**PROBLEM**
From the records, pick out and copy each line containing "pattern".

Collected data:
============================================================

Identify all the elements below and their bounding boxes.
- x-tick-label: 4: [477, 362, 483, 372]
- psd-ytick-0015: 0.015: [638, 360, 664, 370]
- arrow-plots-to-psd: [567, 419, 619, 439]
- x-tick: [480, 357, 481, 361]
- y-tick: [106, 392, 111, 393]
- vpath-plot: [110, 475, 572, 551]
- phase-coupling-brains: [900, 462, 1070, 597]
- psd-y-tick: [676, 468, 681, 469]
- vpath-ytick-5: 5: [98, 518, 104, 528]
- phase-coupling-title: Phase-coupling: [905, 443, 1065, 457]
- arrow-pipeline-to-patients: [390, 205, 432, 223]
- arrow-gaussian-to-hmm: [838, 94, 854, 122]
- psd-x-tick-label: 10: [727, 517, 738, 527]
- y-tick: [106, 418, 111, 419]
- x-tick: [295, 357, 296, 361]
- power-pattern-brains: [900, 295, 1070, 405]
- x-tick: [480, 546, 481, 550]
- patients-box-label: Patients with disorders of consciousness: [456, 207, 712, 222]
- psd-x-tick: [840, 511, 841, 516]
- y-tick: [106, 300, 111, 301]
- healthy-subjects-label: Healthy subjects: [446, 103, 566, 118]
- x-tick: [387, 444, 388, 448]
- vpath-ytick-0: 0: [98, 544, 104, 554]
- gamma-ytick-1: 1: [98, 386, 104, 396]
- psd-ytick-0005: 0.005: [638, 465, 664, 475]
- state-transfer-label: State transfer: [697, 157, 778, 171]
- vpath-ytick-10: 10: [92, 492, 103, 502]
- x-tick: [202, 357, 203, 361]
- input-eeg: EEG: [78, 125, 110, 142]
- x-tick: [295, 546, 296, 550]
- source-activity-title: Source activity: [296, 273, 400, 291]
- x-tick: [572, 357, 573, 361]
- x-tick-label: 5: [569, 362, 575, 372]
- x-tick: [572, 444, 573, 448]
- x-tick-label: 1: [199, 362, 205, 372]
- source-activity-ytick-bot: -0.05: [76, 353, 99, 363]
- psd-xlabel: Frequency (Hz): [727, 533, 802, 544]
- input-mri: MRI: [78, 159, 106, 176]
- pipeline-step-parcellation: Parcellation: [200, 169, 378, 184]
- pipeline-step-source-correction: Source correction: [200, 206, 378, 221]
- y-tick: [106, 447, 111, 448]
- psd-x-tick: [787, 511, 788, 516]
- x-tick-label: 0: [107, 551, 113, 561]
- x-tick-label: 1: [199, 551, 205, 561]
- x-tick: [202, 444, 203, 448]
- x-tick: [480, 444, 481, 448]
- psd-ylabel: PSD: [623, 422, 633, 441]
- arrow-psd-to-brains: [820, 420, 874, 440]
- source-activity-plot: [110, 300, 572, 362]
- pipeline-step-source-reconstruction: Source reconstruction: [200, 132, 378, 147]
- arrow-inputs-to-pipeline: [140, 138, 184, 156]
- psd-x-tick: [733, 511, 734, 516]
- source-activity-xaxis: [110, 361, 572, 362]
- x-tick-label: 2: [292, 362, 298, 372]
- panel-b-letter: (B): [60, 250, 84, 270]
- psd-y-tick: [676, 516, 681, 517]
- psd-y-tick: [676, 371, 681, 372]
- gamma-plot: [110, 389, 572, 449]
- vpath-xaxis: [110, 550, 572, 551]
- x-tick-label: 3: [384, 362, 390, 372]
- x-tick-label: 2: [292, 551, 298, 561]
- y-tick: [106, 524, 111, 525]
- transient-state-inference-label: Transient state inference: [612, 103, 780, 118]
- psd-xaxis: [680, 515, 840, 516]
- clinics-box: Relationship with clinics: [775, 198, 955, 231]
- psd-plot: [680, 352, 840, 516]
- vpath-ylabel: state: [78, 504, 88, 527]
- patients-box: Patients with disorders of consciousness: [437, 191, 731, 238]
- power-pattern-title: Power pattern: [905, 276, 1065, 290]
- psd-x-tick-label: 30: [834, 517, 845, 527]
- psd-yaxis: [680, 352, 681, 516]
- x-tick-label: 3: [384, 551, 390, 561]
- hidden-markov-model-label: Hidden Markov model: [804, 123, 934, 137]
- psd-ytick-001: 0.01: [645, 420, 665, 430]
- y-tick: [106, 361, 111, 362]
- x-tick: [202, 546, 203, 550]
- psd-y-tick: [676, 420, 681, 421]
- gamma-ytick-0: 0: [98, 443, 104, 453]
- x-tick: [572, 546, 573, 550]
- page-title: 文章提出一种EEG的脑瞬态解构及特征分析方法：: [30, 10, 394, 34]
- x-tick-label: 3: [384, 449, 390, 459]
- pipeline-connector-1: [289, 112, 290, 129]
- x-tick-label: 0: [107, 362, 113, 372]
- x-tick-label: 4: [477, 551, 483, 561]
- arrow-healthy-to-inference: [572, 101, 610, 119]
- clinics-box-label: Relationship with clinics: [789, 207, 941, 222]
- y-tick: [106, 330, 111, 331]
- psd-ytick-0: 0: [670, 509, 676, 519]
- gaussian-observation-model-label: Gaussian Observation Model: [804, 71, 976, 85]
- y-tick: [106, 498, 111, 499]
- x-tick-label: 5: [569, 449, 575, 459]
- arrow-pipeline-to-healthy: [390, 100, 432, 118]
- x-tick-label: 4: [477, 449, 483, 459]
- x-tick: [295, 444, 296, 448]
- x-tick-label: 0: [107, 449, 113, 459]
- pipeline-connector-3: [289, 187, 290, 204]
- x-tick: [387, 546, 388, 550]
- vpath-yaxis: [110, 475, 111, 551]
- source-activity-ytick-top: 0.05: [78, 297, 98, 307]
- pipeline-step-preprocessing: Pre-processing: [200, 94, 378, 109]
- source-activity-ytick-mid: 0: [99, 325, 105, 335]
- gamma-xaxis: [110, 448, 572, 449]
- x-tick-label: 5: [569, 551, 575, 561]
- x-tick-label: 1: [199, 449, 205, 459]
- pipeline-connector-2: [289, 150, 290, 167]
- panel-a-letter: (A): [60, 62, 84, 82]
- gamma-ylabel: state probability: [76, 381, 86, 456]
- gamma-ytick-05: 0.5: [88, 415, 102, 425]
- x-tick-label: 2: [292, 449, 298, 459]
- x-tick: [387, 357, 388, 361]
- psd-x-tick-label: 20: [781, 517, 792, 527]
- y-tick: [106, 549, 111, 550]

============================================================

**EXERCISE RESULT**
- power-pattern-brains: [900, 295, 1070, 405]
- power-pattern-title: Power pattern: [905, 276, 1065, 290]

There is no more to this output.